Start of Records supplied

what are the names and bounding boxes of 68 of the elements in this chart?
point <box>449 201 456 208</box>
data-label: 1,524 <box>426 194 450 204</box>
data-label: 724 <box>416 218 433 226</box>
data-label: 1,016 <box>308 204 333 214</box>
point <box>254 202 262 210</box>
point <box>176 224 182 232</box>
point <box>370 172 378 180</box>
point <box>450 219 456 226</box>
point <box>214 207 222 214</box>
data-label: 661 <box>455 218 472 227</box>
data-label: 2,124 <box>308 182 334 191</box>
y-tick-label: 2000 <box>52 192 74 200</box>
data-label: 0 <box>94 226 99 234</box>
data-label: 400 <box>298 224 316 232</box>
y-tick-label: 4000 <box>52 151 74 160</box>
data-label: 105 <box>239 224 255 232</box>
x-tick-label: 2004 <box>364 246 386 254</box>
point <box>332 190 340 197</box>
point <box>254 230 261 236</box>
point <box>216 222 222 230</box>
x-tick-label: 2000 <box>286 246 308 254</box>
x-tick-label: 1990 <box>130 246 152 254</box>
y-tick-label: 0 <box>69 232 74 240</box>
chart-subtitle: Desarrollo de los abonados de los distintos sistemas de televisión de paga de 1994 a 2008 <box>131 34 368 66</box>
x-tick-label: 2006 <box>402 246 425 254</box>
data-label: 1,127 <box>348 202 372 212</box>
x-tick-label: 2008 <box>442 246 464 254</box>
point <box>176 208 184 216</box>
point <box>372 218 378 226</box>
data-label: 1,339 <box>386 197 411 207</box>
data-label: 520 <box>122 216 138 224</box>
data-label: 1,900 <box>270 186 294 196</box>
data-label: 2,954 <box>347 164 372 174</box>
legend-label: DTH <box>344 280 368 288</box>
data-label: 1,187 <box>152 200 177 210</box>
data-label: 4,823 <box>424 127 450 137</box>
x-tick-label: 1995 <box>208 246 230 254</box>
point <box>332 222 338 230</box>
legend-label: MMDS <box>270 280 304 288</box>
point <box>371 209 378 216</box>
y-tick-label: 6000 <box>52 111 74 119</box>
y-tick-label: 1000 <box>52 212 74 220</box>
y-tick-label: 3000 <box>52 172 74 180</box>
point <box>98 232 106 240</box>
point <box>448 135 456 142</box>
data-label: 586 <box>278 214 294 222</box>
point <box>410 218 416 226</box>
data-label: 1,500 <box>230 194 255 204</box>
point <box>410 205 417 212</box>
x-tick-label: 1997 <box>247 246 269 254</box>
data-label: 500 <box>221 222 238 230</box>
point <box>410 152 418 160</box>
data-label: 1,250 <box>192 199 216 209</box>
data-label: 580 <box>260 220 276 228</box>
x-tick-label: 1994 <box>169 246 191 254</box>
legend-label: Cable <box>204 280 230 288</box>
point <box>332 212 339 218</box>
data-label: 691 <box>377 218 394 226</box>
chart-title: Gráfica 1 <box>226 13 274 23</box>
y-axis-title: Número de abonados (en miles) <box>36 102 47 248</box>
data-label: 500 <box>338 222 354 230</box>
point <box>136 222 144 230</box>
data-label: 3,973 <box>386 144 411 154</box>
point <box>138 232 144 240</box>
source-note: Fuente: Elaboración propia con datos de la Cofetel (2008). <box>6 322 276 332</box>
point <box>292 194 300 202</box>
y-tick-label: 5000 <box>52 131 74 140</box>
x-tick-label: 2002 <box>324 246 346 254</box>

End of Records supplied

Select each of the rows above that contains the string "chart", with case counting toward a match.

The solution:
what are the names and bounding boxes of 68 of the elements in this chart?
chart-subtitle: Desarrollo de los abonados de los distintos sistemas de televisión de paga de 1994 a 2008 <box>131 34 368 66</box>
chart-title: Gráfica 1 <box>226 13 274 23</box>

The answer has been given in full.